### The task
Take down each entry exactly as written.

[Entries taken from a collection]
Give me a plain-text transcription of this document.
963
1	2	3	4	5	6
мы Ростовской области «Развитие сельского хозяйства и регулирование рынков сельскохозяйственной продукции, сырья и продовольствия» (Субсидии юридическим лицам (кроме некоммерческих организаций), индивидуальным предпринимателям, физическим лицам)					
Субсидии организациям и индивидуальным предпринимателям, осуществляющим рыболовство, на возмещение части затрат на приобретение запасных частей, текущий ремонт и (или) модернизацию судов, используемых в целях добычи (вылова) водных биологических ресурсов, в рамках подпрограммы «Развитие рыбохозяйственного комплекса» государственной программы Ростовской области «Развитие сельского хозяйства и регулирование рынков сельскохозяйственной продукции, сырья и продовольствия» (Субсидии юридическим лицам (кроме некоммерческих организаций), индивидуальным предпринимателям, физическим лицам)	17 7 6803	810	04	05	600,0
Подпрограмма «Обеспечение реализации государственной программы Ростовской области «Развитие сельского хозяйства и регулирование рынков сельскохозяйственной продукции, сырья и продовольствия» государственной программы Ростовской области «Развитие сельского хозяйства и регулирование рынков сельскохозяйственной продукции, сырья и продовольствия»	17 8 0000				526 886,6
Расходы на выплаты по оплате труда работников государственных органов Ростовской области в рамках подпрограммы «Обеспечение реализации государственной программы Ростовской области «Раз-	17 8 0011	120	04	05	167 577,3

### Task solution
Give me a plain-text transcription of this document.
963
1	2	3	4	5	6
мы Ростовской области «Развитие сельского хозяйства и регулирование рынков сельскохозяйственной продукции, сырья и продовольствия» (Субсидии юридическим лицам (кроме некоммерческих организаций), индивидуальным предпринимателям, физическим лицам)					
Субсидии организациям и индивидуальным предпринимателям, осуществляющим рыболовство, на возмещение части затрат на приобретение запасных частей, текущий ремонт и (или) модернизацию судов, используемых в целях добычи (вылова) водных биологических ресурсов, в рамках подпрограммы «Развитие рыбохозяйственного комплекса» государственной программы Ростовской области «Развитие сельского хозяйства и регулирование рынков сельскохозяйственной продукции, сырья и продовольствия» (Субсидии юридическим лицам (кроме некоммерческих организаций), индивидуальным предпринимателям, физическим лицам)	17 7 6803	810	04	05	600,0
Подпрограмма «Обеспечение реализации государственной программы Ростовской области «Развитие сельского хозяйства и регулирование рынков сельскохозяйственной продукции, сырья и продовольствия» государственной программы Ростовской области «Развитие сельского хозяйства и регулирование рынков сельскохозяйственной продукции, сырья и продовольствия»	17 8 0000				526 886,6
Расходы на выплаты по оплате труда работников государственных органов Ростовской области в рамках подпрограммы «Обеспечение реализации государственной программы Ростовской области «Раз-	17 8 0011	120	04	05	167 577,3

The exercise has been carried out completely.